--- begin ROWS ---

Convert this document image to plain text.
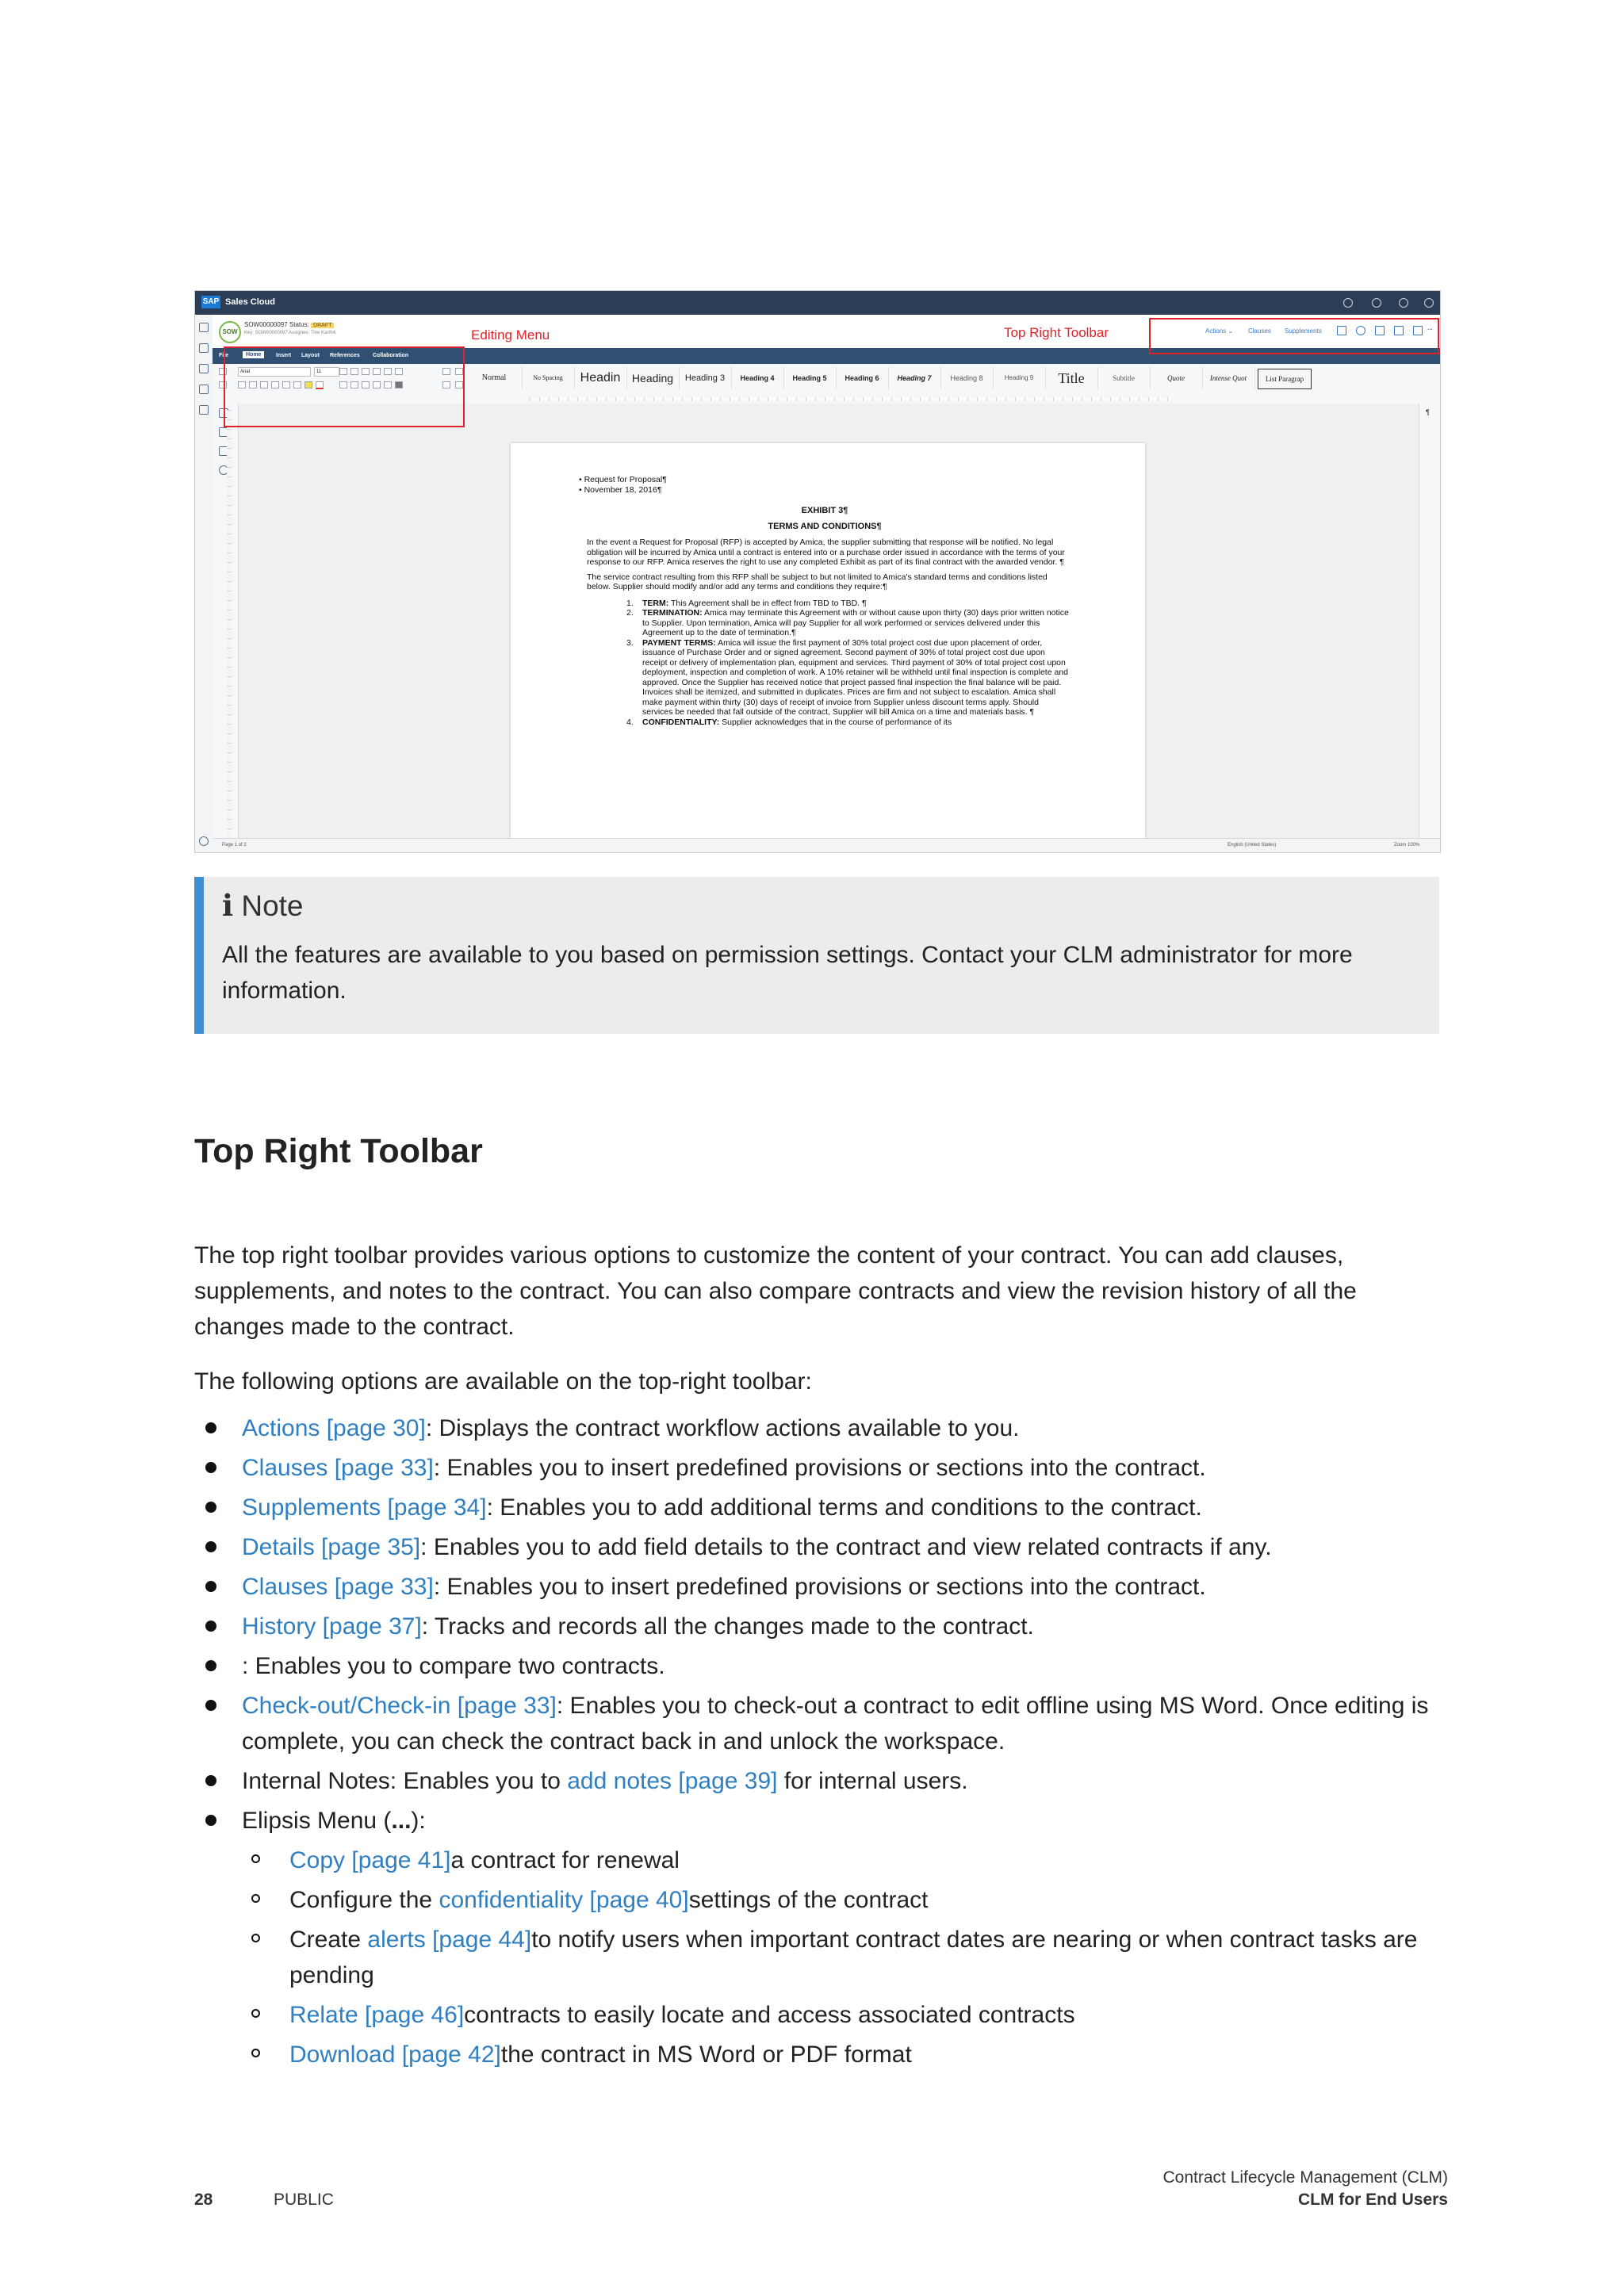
SAP Sales Cloud
SOW
SOW00000097 Status: DRAFT
Key: SOW00000097 Assignee: Tine Karthik	Actions ⌄ Clauses Supplements	...
File	Home	Insert Layout References Collaboration
Tine Karthik
Arial	11
Normal	No Spacing	Headin	Heading	Heading 3	Heading 4	Heading 5	Heading 6	Heading 7	Heading 8	Heading 9	Title	Subtitle	Quote	Intense Quot	List Paragrap
¶

• Request for Proposal¶

• November 18, 2016¶

EXHIBIT 3¶

TERMS AND CONDITIONS¶

In the event a Request for Proposal (RFP) is accepted by Amica, the supplier submitting that response will be notified. No legal obligation will be incurred by Amica until a contract is entered into or a purchase order issued in accordance with the terms of your response to our RFP. Amica reserves the right to use any completed Exhibit as part of its final contract with the awarded vendor. ¶

The service contract resulting from this RFP shall be subject to but not limited to Amica's standard terms and conditions listed below. Supplier should modify and/or add any terms and conditions they require:¶

1. TERM: This Agreement shall be in effect from TBD to TBD. ¶

2. TERMINATION: Amica may terminate this Agreement with or without cause upon thirty (30) days prior written notice to Supplier. Upon termination, Amica will pay Supplier for all work performed or services delivered under this Agreement up to the date of termination.¶

3. PAYMENT TERMS: Amica will issue the first payment of 30% total project cost due upon placement of order, issuance of Purchase Order and or signed agreement. Second payment of 30% of total project cost due upon receipt or delivery of implementation plan, equipment and services. Third payment of 30% of total project cost upon deployment, inspection and completion of work. A 10% retainer will be withheld until final inspection is complete and approved. Once the Supplier has received notice that project passed final inspection the final balance will be paid. Invoices shall be itemized, and submitted in duplicates. Prices are firm and not subject to escalation. Amica shall make payment within thirty (30) days of receipt of invoice from Supplier unless discount terms apply. Should services be needed that fall outside of the contract, Supplier will bill Amica on a time and materials basis. ¶

4. CONFIDENTIALITY: Supplier acknowledges that in the course of performance of its

Page 1 of 2	English (United States)	Zoom 100%
Editing Menu	Top Right Toolbar
i Note
All the features are available to you based on permission settings. Contact your CLM administrator for more information.
Top Right Toolbar

The top right toolbar provides various options to customize the content of your contract. You can add clauses, supplements, and notes to the contract. You can also compare contracts and view the revision history of all the changes made to the contract.

The following options are available on the top-right toolbar:

Actions [page 30]: Displays the contract workflow actions available to you.
Clauses [page 33]: Enables you to insert predefined provisions or sections into the contract.
Supplements [page 34]: Enables you to add additional terms and conditions to the contract.
Details [page 35]: Enables you to add field details to the contract and view related contracts if any.
Clauses [page 33]: Enables you to insert predefined provisions or sections into the contract.
History [page 37]: Tracks and records all the changes made to the contract.
: Enables you to compare two contracts.
Check-out/Check-in [page 33]: Enables you to check-out a contract to edit offline using MS Word. Once editing is complete, you can check the contract back in and unlock the workspace.
Internal Notes: Enables you to add notes [page 39] for internal users.
Elipsis Menu (...):
Copy [page 41]a contract for renewal
Configure the confidentiality [page 40]settings of the contract
Create alerts [page 44]to notify users when important contract dates are nearing or when contract tasks are pending
Relate [page 46]contracts to easily locate and access associated contracts
Download [page 42]the contract in MS Word or PDF format
28	PUBLIC
Contract Lifecycle Management (CLM)
CLM for End Users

--- end ROWS ---

### WRITTEN INSTRUCTION
Going over the lines above, work out how many include "Word", then give only that number.

### WRITTEN ANSWER
2